**Work instructions**
Reply with one number: the count of lines in the data that hold the string "JSON".
───── Provided records ─────
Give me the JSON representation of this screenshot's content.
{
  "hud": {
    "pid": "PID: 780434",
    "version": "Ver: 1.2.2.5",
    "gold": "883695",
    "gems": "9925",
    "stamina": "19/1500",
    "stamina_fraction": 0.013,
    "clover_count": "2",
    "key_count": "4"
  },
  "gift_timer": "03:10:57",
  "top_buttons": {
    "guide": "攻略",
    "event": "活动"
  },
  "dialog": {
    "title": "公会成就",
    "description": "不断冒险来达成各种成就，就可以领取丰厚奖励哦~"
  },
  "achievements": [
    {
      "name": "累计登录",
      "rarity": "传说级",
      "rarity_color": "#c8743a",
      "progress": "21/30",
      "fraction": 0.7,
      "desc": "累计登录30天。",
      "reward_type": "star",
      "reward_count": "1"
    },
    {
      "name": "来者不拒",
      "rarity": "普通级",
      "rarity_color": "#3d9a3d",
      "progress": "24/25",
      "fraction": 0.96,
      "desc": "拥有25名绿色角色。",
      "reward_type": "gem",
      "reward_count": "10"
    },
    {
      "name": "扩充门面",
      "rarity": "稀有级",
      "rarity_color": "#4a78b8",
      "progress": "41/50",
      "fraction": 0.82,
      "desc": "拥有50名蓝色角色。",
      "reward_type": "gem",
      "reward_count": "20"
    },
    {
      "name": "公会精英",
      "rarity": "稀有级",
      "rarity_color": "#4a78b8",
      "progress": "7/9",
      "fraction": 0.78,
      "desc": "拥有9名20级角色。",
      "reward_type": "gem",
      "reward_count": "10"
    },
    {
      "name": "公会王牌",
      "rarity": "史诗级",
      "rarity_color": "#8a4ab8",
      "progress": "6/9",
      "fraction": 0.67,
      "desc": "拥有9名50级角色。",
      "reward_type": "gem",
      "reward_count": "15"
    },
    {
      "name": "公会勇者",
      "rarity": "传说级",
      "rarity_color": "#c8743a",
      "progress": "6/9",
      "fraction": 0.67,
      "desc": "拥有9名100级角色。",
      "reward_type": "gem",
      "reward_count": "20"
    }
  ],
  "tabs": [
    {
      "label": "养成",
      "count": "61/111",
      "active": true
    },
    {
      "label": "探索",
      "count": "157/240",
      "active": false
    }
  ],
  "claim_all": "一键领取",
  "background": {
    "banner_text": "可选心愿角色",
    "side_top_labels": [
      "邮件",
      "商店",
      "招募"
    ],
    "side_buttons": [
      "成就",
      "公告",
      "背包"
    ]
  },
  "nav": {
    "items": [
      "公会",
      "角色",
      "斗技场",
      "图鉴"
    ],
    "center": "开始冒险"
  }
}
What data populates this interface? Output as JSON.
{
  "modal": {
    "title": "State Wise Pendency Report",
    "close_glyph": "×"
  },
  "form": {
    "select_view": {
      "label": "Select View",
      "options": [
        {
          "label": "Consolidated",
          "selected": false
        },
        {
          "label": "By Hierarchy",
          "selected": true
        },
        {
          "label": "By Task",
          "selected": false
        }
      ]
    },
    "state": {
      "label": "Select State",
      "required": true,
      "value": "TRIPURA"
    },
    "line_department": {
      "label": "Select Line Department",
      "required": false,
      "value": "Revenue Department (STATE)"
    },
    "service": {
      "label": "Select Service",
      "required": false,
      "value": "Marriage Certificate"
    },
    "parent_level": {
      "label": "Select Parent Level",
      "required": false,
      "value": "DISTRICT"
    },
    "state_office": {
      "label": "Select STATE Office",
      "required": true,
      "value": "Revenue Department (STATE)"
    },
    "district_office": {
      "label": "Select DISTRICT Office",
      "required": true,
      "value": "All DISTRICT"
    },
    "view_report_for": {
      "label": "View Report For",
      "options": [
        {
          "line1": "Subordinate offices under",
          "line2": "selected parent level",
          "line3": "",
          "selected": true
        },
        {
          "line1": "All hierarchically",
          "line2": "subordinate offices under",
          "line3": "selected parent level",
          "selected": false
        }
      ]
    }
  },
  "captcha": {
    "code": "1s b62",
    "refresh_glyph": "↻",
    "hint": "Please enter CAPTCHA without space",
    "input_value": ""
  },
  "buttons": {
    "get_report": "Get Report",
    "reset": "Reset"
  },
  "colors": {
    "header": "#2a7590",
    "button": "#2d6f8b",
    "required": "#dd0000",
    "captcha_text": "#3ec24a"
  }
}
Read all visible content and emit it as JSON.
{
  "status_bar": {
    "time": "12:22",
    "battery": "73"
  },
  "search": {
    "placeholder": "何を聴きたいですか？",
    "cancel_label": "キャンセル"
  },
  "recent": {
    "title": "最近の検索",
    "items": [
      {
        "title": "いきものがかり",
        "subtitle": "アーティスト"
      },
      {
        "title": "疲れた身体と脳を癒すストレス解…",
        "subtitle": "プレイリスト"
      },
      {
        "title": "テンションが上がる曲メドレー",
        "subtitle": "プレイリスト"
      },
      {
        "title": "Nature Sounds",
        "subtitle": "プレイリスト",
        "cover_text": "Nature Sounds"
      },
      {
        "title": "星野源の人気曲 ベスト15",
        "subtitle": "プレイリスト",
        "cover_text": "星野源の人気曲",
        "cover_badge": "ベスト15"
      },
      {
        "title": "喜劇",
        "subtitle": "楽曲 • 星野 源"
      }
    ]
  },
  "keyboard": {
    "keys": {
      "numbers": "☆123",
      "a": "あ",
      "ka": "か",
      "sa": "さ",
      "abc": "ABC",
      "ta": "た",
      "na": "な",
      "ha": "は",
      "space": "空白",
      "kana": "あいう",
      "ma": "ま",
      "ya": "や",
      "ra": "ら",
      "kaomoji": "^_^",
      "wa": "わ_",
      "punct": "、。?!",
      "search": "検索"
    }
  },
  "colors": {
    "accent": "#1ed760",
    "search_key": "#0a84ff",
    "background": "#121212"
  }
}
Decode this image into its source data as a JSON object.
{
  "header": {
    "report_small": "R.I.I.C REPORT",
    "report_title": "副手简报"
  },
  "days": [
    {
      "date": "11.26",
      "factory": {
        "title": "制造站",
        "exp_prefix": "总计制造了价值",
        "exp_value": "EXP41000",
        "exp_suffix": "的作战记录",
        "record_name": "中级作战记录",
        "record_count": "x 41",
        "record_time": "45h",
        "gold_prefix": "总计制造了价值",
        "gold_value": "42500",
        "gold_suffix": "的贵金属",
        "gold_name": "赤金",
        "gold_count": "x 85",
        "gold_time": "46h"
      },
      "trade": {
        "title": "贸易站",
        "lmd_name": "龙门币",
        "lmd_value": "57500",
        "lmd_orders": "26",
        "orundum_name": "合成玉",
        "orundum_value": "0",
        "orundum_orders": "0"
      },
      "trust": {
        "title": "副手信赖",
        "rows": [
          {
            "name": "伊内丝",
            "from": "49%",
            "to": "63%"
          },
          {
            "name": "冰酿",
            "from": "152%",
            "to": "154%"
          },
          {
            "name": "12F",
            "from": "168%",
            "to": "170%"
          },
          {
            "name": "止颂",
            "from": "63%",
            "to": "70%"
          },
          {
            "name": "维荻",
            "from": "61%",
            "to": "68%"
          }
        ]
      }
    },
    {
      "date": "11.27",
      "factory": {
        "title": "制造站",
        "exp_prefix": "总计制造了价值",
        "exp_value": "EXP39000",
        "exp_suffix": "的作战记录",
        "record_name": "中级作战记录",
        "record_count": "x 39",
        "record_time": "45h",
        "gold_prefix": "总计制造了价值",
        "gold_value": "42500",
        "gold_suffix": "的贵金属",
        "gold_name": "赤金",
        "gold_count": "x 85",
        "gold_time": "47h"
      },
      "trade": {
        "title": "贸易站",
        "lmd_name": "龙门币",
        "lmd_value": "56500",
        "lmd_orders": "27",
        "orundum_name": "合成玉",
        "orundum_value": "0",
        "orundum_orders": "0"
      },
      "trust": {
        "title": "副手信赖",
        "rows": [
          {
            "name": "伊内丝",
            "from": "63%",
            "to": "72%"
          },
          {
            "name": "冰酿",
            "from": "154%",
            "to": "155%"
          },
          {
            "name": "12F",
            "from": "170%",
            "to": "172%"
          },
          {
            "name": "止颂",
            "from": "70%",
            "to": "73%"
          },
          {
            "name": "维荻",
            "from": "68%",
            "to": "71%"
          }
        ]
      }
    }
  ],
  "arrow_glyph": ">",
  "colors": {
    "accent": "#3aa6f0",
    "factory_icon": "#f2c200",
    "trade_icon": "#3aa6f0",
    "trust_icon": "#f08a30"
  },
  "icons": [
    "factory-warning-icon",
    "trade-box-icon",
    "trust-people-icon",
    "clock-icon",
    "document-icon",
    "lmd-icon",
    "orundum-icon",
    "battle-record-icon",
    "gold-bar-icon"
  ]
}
─────
**Response to this exercise**
4